Copy out the line containing "Enumerate this chart's" and each line after it, through the last one in the material, exactly as written.
+ + +
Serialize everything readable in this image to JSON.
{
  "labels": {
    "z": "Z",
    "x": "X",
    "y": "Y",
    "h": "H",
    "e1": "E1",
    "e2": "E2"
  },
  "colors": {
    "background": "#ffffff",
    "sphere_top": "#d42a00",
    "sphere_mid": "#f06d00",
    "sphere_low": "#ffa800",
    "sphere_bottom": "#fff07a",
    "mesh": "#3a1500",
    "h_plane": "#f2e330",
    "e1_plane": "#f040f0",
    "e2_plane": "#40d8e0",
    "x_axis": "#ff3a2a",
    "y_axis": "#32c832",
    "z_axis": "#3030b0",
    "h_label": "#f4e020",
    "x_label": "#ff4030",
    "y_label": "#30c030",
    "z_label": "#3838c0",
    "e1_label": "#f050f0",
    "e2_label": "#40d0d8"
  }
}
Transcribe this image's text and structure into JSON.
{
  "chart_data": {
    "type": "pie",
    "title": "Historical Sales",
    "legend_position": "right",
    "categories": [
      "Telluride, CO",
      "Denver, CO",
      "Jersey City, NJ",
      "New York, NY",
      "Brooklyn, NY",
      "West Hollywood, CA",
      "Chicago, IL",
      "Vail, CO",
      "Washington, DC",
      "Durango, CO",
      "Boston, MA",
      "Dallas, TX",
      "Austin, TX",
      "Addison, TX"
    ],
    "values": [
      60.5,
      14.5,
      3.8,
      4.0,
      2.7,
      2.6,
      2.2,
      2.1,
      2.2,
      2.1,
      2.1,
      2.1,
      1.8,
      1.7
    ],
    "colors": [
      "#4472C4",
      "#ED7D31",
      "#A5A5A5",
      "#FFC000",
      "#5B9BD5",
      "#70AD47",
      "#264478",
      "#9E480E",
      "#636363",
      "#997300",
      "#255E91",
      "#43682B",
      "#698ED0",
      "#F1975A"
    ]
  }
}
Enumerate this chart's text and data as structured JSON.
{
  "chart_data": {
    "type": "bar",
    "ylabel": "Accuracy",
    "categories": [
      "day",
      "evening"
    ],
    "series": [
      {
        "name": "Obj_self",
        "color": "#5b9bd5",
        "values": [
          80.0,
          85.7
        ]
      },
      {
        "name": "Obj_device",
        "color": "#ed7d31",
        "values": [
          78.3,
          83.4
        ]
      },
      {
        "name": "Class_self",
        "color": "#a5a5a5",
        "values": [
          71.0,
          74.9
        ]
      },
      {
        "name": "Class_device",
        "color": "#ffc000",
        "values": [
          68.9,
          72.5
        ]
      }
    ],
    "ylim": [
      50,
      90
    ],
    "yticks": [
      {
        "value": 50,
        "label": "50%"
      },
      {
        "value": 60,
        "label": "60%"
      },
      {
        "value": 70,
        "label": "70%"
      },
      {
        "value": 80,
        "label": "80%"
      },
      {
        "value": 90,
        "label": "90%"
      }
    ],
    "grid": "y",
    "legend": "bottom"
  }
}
+ + +
-- Result --
Enumerate this chart's text and data as structured JSON.
{
  "chart_data": {
    "type": "bar",
    "ylabel": "Accuracy",
    "categories": [
      "day",
      "evening"
    ],
    "series": [
      {
        "name": "Obj_self",
        "color": "#5b9bd5",
        "values": [
          80.0,
          85.7
        ]
      },
      {
        "name": "Obj_device",
        "color": "#ed7d31",
        "values": [
          78.3,
          83.4
        ]
      },
      {
        "name": "Class_self",
        "color": "#a5a5a5",
        "values": [
          71.0,
          74.9
        ]
      },
      {
        "name": "Class_device",
        "color": "#ffc000",
        "values": [
          68.9,
          72.5
        ]
      }
    ],
    "ylim": [
      50,
      90
    ],
    "yticks": [
      {
        "value": 50,
        "label": "50%"
      },
      {
        "value": 60,
        "label": "60%"
      },
      {
        "value": 70,
        "label": "70%"
      },
      {
        "value": 80,
        "label": "80%"
      },
      {
        "value": 90,
        "label": "90%"
      }
    ],
    "grid": "y",
    "legend": "bottom"
  }
}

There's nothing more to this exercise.